## BEGIN Input material

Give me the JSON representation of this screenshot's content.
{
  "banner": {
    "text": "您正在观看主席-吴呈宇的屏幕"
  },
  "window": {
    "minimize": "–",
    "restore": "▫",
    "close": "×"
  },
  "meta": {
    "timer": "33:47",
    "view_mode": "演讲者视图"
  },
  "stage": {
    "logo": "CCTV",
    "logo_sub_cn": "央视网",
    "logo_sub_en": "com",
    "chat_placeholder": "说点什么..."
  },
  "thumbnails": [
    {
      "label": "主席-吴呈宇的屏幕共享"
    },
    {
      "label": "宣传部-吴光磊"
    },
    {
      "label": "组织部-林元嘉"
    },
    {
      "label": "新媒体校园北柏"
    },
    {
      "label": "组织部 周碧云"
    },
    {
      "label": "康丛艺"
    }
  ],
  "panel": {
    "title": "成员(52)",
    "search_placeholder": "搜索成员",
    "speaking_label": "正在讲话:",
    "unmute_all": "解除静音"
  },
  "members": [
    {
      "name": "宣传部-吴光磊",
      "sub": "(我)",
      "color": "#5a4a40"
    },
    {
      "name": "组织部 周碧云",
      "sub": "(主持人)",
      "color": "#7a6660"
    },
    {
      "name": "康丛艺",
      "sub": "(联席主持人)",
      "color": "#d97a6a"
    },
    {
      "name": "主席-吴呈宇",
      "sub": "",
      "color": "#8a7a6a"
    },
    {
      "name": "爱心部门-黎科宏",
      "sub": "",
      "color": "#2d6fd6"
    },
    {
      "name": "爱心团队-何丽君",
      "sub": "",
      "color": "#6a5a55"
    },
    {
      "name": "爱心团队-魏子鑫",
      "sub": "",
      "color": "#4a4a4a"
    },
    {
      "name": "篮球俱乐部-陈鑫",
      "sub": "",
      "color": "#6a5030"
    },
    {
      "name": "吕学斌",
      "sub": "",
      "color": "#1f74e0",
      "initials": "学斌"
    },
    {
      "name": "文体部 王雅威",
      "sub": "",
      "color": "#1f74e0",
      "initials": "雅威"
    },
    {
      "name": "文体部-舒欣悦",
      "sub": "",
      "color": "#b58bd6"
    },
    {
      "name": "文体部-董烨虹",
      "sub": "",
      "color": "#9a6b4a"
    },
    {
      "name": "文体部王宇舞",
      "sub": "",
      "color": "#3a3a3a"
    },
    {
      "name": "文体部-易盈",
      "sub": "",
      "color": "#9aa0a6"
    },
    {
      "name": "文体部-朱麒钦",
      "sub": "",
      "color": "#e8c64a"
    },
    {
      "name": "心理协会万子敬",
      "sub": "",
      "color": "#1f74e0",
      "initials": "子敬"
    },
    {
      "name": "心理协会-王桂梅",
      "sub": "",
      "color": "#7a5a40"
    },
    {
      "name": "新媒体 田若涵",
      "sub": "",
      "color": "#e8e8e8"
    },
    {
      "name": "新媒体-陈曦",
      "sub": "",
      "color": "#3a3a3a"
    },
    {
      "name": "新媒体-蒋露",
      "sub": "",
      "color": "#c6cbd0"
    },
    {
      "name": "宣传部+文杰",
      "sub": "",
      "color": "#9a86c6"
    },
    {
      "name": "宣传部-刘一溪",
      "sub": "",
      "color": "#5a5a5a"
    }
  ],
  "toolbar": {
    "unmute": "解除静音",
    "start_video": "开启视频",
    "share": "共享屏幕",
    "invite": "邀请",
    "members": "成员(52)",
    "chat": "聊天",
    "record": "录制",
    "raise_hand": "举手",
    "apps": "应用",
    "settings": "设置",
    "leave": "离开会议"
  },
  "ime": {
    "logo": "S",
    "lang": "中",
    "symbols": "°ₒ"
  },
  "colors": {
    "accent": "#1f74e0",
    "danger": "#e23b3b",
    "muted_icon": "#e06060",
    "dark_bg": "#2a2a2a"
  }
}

## END Input material

#### [Exercise aim]
Transcribe the whole listing exactly.

#### [Solution to this exercise]
Give me the JSON representation of this screenshot's content.
{
  "banner": {
    "text": "您正在观看主席-吴呈宇的屏幕"
  },
  "window": {
    "minimize": "–",
    "restore": "▫",
    "close": "×"
  },
  "meta": {
    "timer": "33:47",
    "view_mode": "演讲者视图"
  },
  "stage": {
    "logo": "CCTV",
    "logo_sub_cn": "央视网",
    "logo_sub_en": "com",
    "chat_placeholder": "说点什么..."
  },
  "thumbnails": [
    {
      "label": "主席-吴呈宇的屏幕共享"
    },
    {
      "label": "宣传部-吴光磊"
    },
    {
      "label": "组织部-林元嘉"
    },
    {
      "label": "新媒体校园北柏"
    },
    {
      "label": "组织部 周碧云"
    },
    {
      "label": "康丛艺"
    }
  ],
  "panel": {
    "title": "成员(52)",
    "search_placeholder": "搜索成员",
    "speaking_label": "正在讲话:",
    "unmute_all": "解除静音"
  },
  "members": [
    {
      "name": "宣传部-吴光磊",
      "sub": "(我)",
      "color": "#5a4a40"
    },
    {
      "name": "组织部 周碧云",
      "sub": "(主持人)",
      "color": "#7a6660"
    },
    {
      "name": "康丛艺",
      "sub": "(联席主持人)",
      "color": "#d97a6a"
    },
    {
      "name": "主席-吴呈宇",
      "sub": "",
      "color": "#8a7a6a"
    },
    {
      "name": "爱心部门-黎科宏",
      "sub": "",
      "color": "#2d6fd6"
    },
    {
      "name": "爱心团队-何丽君",
      "sub": "",
      "color": "#6a5a55"
    },
    {
      "name": "爱心团队-魏子鑫",
      "sub": "",
      "color": "#4a4a4a"
    },
    {
      "name": "篮球俱乐部-陈鑫",
      "sub": "",
      "color": "#6a5030"
    },
    {
      "name": "吕学斌",
      "sub": "",
      "color": "#1f74e0",
      "initials": "学斌"
    },
    {
      "name": "文体部 王雅威",
      "sub": "",
      "color": "#1f74e0",
      "initials": "雅威"
    },
    {
      "name": "文体部-舒欣悦",
      "sub": "",
      "color": "#b58bd6"
    },
    {
      "name": "文体部-董烨虹",
      "sub": "",
      "color": "#9a6b4a"
    },
    {
      "name": "文体部王宇舞",
      "sub": "",
      "color": "#3a3a3a"
    },
    {
      "name": "文体部-易盈",
      "sub": "",
      "color": "#9aa0a6"
    },
    {
      "name": "文体部-朱麒钦",
      "sub": "",
      "color": "#e8c64a"
    },
    {
      "name": "心理协会万子敬",
      "sub": "",
      "color": "#1f74e0",
      "initials": "子敬"
    },
    {
      "name": "心理协会-王桂梅",
      "sub": "",
      "color": "#7a5a40"
    },
    {
      "name": "新媒体 田若涵",
      "sub": "",
      "color": "#e8e8e8"
    },
    {
      "name": "新媒体-陈曦",
      "sub": "",
      "color": "#3a3a3a"
    },
    {
      "name": "新媒体-蒋露",
      "sub": "",
      "color": "#c6cbd0"
    },
    {
      "name": "宣传部+文杰",
      "sub": "",
      "color": "#9a86c6"
    },
    {
      "name": "宣传部-刘一溪",
      "sub": "",
      "color": "#5a5a5a"
    }
  ],
  "toolbar": {
    "unmute": "解除静音",
    "start_video": "开启视频",
    "share": "共享屏幕",
    "invite": "邀请",
    "members": "成员(52)",
    "chat": "聊天",
    "record": "录制",
    "raise_hand": "举手",
    "apps": "应用",
    "settings": "设置",
    "leave": "离开会议"
  },
  "ime": {
    "logo": "S",
    "lang": "中",
    "symbols": "°ₒ"
  },
  "colors": {
    "accent": "#1f74e0",
    "danger": "#e23b3b",
    "muted_icon": "#e06060",
    "dark_bg": "#2a2a2a"
  }
}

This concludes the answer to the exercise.